SHORT PROBLEM. Make an exact copy of the entries below.

DATA FOR THIS TASK.
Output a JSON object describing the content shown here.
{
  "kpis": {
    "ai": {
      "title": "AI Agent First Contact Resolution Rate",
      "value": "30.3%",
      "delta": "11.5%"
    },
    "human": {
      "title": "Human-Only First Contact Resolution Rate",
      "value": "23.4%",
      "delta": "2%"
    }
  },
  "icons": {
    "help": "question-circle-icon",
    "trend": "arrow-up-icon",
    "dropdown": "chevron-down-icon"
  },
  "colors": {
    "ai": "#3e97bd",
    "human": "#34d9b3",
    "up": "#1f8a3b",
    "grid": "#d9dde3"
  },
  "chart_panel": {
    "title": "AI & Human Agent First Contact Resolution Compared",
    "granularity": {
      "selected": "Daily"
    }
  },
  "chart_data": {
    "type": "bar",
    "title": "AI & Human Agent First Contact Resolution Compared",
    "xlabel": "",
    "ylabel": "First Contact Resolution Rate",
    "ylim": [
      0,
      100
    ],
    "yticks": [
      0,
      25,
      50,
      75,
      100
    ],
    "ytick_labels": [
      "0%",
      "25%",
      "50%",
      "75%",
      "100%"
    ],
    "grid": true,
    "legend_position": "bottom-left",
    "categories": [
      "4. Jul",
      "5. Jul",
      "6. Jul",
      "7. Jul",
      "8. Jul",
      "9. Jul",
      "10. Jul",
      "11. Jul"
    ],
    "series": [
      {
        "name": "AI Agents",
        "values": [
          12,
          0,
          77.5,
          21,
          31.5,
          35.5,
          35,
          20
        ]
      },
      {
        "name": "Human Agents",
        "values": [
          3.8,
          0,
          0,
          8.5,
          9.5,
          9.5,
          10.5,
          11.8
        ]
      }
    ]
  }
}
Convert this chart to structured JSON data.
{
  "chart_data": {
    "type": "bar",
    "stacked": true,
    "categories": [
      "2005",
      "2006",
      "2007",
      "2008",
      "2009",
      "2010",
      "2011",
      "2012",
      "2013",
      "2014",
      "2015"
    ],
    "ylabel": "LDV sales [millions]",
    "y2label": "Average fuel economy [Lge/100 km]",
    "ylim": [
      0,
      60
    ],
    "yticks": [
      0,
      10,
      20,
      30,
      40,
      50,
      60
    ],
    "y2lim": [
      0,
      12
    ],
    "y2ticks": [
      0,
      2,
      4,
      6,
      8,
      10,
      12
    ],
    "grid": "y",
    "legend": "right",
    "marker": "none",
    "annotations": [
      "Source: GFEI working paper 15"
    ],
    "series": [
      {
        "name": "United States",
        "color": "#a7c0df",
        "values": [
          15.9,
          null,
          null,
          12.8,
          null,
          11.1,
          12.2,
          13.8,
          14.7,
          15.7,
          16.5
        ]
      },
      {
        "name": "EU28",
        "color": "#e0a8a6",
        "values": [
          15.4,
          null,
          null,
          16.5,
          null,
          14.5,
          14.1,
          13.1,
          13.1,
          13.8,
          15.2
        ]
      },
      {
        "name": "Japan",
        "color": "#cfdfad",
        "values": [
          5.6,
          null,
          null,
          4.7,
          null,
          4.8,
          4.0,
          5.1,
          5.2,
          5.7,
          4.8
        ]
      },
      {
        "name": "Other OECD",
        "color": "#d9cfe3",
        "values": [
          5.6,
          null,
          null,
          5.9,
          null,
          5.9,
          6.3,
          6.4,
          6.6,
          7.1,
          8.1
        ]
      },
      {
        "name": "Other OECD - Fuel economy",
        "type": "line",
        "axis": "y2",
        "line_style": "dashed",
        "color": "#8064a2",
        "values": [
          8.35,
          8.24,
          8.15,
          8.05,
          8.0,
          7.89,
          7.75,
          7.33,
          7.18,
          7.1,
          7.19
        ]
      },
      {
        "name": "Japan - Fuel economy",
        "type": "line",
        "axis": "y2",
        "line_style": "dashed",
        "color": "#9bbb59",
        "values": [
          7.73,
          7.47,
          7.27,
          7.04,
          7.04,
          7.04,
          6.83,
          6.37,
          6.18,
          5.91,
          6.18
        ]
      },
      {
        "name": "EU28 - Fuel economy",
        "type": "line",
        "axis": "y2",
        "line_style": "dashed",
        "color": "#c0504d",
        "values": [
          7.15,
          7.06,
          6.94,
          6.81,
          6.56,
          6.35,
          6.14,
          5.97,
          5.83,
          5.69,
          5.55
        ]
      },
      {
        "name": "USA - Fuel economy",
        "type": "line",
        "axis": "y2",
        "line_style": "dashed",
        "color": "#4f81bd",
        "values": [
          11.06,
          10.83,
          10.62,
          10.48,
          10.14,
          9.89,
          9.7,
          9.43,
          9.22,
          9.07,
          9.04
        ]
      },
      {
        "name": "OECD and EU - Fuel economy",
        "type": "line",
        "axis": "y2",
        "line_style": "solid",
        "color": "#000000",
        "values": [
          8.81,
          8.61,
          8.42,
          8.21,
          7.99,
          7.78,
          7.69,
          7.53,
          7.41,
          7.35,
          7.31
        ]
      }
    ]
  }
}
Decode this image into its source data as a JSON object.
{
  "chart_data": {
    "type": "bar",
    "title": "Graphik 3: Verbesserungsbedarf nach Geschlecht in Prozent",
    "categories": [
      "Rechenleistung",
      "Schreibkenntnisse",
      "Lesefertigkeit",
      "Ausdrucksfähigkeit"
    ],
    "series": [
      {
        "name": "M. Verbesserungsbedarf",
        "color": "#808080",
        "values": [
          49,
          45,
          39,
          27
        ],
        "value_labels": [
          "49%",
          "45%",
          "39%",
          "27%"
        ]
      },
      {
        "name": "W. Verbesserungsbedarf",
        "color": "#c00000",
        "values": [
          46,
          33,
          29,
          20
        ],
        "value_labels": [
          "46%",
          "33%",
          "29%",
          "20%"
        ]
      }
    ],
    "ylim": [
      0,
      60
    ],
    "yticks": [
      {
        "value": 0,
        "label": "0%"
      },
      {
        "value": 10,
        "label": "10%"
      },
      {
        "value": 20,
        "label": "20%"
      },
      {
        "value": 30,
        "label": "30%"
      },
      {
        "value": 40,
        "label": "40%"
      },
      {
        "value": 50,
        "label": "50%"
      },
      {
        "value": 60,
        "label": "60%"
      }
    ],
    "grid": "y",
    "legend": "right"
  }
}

WRITTEN ANSWER.
Output a JSON object describing the content shown here.
{
  "kpis": {
    "ai": {
      "title": "AI Agent First Contact Resolution Rate",
      "value": "30.3%",
      "delta": "11.5%"
    },
    "human": {
      "title": "Human-Only First Contact Resolution Rate",
      "value": "23.4%",
      "delta": "2%"
    }
  },
  "icons": {
    "help": "question-circle-icon",
    "trend": "arrow-up-icon",
    "dropdown": "chevron-down-icon"
  },
  "colors": {
    "ai": "#3e97bd",
    "human": "#34d9b3",
    "up": "#1f8a3b",
    "grid": "#d9dde3"
  },
  "chart_panel": {
    "title": "AI & Human Agent First Contact Resolution Compared",
    "granularity": {
      "selected": "Daily"
    }
  },
  "chart_data": {
    "type": "bar",
    "title": "AI & Human Agent First Contact Resolution Compared",
    "xlabel": "",
    "ylabel": "First Contact Resolution Rate",
    "ylim": [
      0,
      100
    ],
    "yticks": [
      0,
      25,
      50,
      75,
      100
    ],
    "ytick_labels": [
      "0%",
      "25%",
      "50%",
      "75%",
      "100%"
    ],
    "grid": true,
    "legend_position": "bottom-left",
    "categories": [
      "4. Jul",
      "5. Jul",
      "6. Jul",
      "7. Jul",
      "8. Jul",
      "9. Jul",
      "10. Jul",
      "11. Jul"
    ],
    "series": [
      {
        "name": "AI Agents",
        "values": [
          12,
          0,
          77.5,
          21,
          31.5,
          35.5,
          35,
          20
        ]
      },
      {
        "name": "Human Agents",
        "values": [
          3.8,
          0,
          0,
          8.5,
          9.5,
          9.5,
          10.5,
          11.8
        ]
      }
    ]
  }
}
Convert this chart to structured JSON data.
{
  "chart_data": {
    "type": "bar",
    "stacked": true,
    "categories": [
      "2005",
      "2006",
      "2007",
      "2008",
      "2009",
      "2010",
      "2011",
      "2012",
      "2013",
      "2014",
      "2015"
    ],
    "ylabel": "LDV sales [millions]",
    "y2label": "Average fuel economy [Lge/100 km]",
    "ylim": [
      0,
      60
    ],
    "yticks": [
      0,
      10,
      20,
      30,
      40,
      50,
      60
    ],
    "y2lim": [
      0,
      12
    ],
    "y2ticks": [
      0,
      2,
      4,
      6,
      8,
      10,
      12
    ],
    "grid": "y",
    "legend": "right",
    "marker": "none",
    "annotations": [
      "Source: GFEI working paper 15"
    ],
    "series": [
      {
        "name": "United States",
        "color": "#a7c0df",
        "values": [
          15.9,
          null,
          null,
          12.8,
          null,
          11.1,
          12.2,
          13.8,
          14.7,
          15.7,
          16.5
        ]
      },
      {
        "name": "EU28",
        "color": "#e0a8a6",
        "values": [
          15.4,
          null,
          null,
          16.5,
          null,
          14.5,
          14.1,
          13.1,
          13.1,
          13.8,
          15.2
        ]
      },
      {
        "name": "Japan",
        "color": "#cfdfad",
        "values": [
          5.6,
          null,
          null,
          4.7,
          null,
          4.8,
          4.0,
          5.1,
          5.2,
          5.7,
          4.8
        ]
      },
      {
        "name": "Other OECD",
        "color": "#d9cfe3",
        "values": [
          5.6,
          null,
          null,
          5.9,
          null,
          5.9,
          6.3,
          6.4,
          6.6,
          7.1,
          8.1
        ]
      },
      {
        "name": "Other OECD - Fuel economy",
        "type": "line",
        "axis": "y2",
        "line_style": "dashed",
        "color": "#8064a2",
        "values": [
          8.35,
          8.24,
          8.15,
          8.05,
          8.0,
          7.89,
          7.75,
          7.33,
          7.18,
          7.1,
          7.19
        ]
      },
      {
        "name": "Japan - Fuel economy",
        "type": "line",
        "axis": "y2",
        "line_style": "dashed",
        "color": "#9bbb59",
        "values": [
          7.73,
          7.47,
          7.27,
          7.04,
          7.04,
          7.04,
          6.83,
          6.37,
          6.18,
          5.91,
          6.18
        ]
      },
      {
        "name": "EU28 - Fuel economy",
        "type": "line",
        "axis": "y2",
        "line_style": "dashed",
        "color": "#c0504d",
        "values": [
          7.15,
          7.06,
          6.94,
          6.81,
          6.56,
          6.35,
          6.14,
          5.97,
          5.83,
          5.69,
          5.55
        ]
      },
      {
        "name": "USA - Fuel economy",
        "type": "line",
        "axis": "y2",
        "line_style": "dashed",
        "color": "#4f81bd",
        "values": [
          11.06,
          10.83,
          10.62,
          10.48,
          10.14,
          9.89,
          9.7,
          9.43,
          9.22,
          9.07,
          9.04
        ]
      },
      {
        "name": "OECD and EU - Fuel economy",
        "type": "line",
        "axis": "y2",
        "line_style": "solid",
        "color": "#000000",
        "values": [
          8.81,
          8.61,
          8.42,
          8.21,
          7.99,
          7.78,
          7.69,
          7.53,
          7.41,
          7.35,
          7.31
        ]
      }
    ]
  }
}
Decode this image into its source data as a JSON object.
{
  "chart_data": {
    "type": "bar",
    "title": "Graphik 3: Verbesserungsbedarf nach Geschlecht in Prozent",
    "categories": [
      "Rechenleistung",
      "Schreibkenntnisse",
      "Lesefertigkeit",
      "Ausdrucksfähigkeit"
    ],
    "series": [
      {
        "name": "M. Verbesserungsbedarf",
        "color": "#808080",
        "values": [
          49,
          45,
          39,
          27
        ],
        "value_labels": [
          "49%",
          "45%",
          "39%",
          "27%"
        ]
      },
      {
        "name": "W. Verbesserungsbedarf",
        "color": "#c00000",
        "values": [
          46,
          33,
          29,
          20
        ],
        "value_labels": [
          "46%",
          "33%",
          "29%",
          "20%"
        ]
      }
    ],
    "ylim": [
      0,
      60
    ],
    "yticks": [
      {
        "value": 0,
        "label": "0%"
      },
      {
        "value": 10,
        "label": "10%"
      },
      {
        "value": 20,
        "label": "20%"
      },
      {
        "value": 30,
        "label": "30%"
      },
      {
        "value": 40,
        "label": "40%"
      },
      {
        "value": 50,
        "label": "50%"
      },
      {
        "value": 60,
        "label": "60%"
      }
    ],
    "grid": "y",
    "legend": "right"
  }
}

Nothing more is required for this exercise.